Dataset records
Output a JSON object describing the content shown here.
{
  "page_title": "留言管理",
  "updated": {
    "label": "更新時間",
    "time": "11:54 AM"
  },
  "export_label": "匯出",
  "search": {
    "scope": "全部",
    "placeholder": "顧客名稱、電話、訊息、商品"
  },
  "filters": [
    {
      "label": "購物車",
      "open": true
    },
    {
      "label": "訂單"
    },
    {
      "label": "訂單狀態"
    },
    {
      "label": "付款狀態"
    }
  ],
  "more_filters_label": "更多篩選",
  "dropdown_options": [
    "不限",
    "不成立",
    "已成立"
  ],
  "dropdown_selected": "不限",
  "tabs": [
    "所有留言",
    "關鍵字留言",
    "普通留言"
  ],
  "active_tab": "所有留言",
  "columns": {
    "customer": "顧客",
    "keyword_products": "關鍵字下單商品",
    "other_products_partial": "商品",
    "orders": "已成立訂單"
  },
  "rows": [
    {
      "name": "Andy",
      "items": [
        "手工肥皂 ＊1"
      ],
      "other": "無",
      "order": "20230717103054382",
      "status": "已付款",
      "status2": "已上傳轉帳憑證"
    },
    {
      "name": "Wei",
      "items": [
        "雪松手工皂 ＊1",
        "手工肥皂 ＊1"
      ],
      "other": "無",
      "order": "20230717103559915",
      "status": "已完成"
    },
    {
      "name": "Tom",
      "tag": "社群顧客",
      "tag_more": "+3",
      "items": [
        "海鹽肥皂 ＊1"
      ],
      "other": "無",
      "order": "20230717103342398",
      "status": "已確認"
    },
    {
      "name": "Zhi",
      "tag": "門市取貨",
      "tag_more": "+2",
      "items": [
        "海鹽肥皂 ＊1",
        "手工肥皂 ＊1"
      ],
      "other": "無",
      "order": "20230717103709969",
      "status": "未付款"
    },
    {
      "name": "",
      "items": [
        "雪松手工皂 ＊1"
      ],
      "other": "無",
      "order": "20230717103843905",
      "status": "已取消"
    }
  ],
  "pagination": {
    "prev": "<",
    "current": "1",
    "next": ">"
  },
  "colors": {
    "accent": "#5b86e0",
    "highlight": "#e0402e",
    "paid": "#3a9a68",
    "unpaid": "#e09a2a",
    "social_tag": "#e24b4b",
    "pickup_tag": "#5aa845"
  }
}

### DIRECTIONS FOR THIS TASK
Write out all the lines again, exactly as they are.

### OUTPUT FOR THIS EXERCISE
Output a JSON object describing the content shown here.
{
  "page_title": "留言管理",
  "updated": {
    "label": "更新時間",
    "time": "11:54 AM"
  },
  "export_label": "匯出",
  "search": {
    "scope": "全部",
    "placeholder": "顧客名稱、電話、訊息、商品"
  },
  "filters": [
    {
      "label": "購物車",
      "open": true
    },
    {
      "label": "訂單"
    },
    {
      "label": "訂單狀態"
    },
    {
      "label": "付款狀態"
    }
  ],
  "more_filters_label": "更多篩選",
  "dropdown_options": [
    "不限",
    "不成立",
    "已成立"
  ],
  "dropdown_selected": "不限",
  "tabs": [
    "所有留言",
    "關鍵字留言",
    "普通留言"
  ],
  "active_tab": "所有留言",
  "columns": {
    "customer": "顧客",
    "keyword_products": "關鍵字下單商品",
    "other_products_partial": "商品",
    "orders": "已成立訂單"
  },
  "rows": [
    {
      "name": "Andy",
      "items": [
        "手工肥皂 ＊1"
      ],
      "other": "無",
      "order": "20230717103054382",
      "status": "已付款",
      "status2": "已上傳轉帳憑證"
    },
    {
      "name": "Wei",
      "items": [
        "雪松手工皂 ＊1",
        "手工肥皂 ＊1"
      ],
      "other": "無",
      "order": "20230717103559915",
      "status": "已完成"
    },
    {
      "name": "Tom",
      "tag": "社群顧客",
      "tag_more": "+3",
      "items": [
        "海鹽肥皂 ＊1"
      ],
      "other": "無",
      "order": "20230717103342398",
      "status": "已確認"
    },
    {
      "name": "Zhi",
      "tag": "門市取貨",
      "tag_more": "+2",
      "items": [
        "海鹽肥皂 ＊1",
        "手工肥皂 ＊1"
      ],
      "other": "無",
      "order": "20230717103709969",
      "status": "未付款"
    },
    {
      "name": "",
      "items": [
        "雪松手工皂 ＊1"
      ],
      "other": "無",
      "order": "20230717103843905",
      "status": "已取消"
    }
  ],
  "pagination": {
    "prev": "<",
    "current": "1",
    "next": ">"
  },
  "colors": {
    "accent": "#5b86e0",
    "highlight": "#e0402e",
    "paid": "#3a9a68",
    "unpaid": "#e09a2a",
    "social_tag": "#e24b4b",
    "pickup_tag": "#5aa845"
  }
}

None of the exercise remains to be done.